## PASSAGE TO READ:
◆ ◆ ◆ ◆ ◆

Empty2Null¶

Overview¶

The Empty2Null expression converts empty strings to null values specifically for partition column handling in V1 data source writes. This internal function ensures proper null representation in partitioned datasets where empty strings should be treated as null partition values.

Syntax¶

This is an internal expression not directly accessible through SQL or DataFrame API. It is automatically applied during V1 write operations for partition columns.

Arguments¶

Argument	Type	Description
child	Expression	The input expression that evaluates to a string value

Return Type¶

UTF8String (or null)

Supported Data Types¶

String types (UTF8String)
Any expression that produces string output

Algorithm¶

Evaluates the child expression to get a UTF8String value
Checks if the resulting string has zero bytes (empty string)
Returns null if the string is empty, otherwise returns the original string unchanged
Preserves all non-empty string values including whitespace-only strings
Uses byte-level checking for optimal performance

Partitioning Behavior¶

How this expression affects partitioning:

Specifically designed for partition column processing in V1 writes
Does not affect data distribution or require shuffles
Ensures consistent null representation across partition boundaries
Maintains partition pruning capabilities by normalizing empty values

Edge Cases¶

Null handling: Input nulls are preserved as nulls (handled by UnaryExpression)
Empty input: Empty strings ("") are converted to null values
Whitespace strings: Strings containing only spaces are preserved unchanged
Zero-width characters: Strings with zero-width Unicode characters may still have bytes > 0
Memory efficiency: Uses numBytes() check rather than string comparison for performance

Code Generation¶

This expression supports Tungsten code generation through the doGenCode method. It generates optimized bytecode that:

Performs null-safe evaluation using nullSafeCodeGen
Uses efficient byte count checking (numBytes() == 0)
Directly sets null flags and values without boxing overhead
Avoids string object creation for the comparison

Examples¶

-- Not directly accessible in SQL
-- Applied internally during partition writes

// Not directly accessible in DataFrame API
// Used internally by Spark during V1 write operations
// Example of internal usage context:
// partitionColumns.map(col => Empty2Null(col))

◆ ◆ ◆ ◆ ◆

## WRITTEN INSTRUCTION A:
Translate this sentence from the Empty2Null page into Spanish: "This is an internal expression not directly accessible through SQL or DataFrame API."
## WRITTEN INSTRUCTION B:
According to the Empty2Null page, what happens to strings that contain only spaces?

## DATA EXCERPT:
◆ ◆ ◆ ◆ ◆

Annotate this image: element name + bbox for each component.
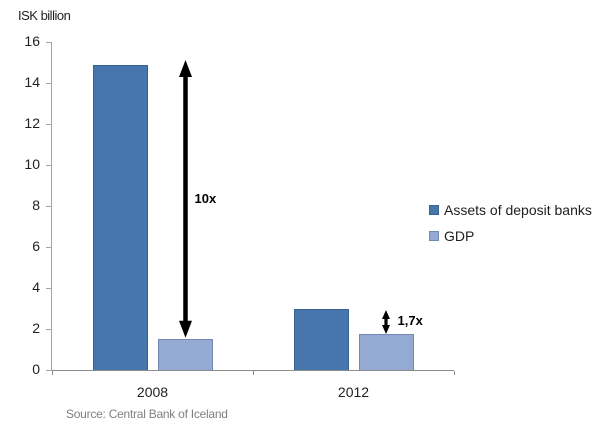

◆ ◆ ◆ ◆ ◆

## EXERCISE OUTPUT A:
Esta es una expresión interna a la que no se puede acceder directamente mediante SQL ni la API de DataFrame.

## EXERCISE OUTPUT B:
They are preserved unchanged.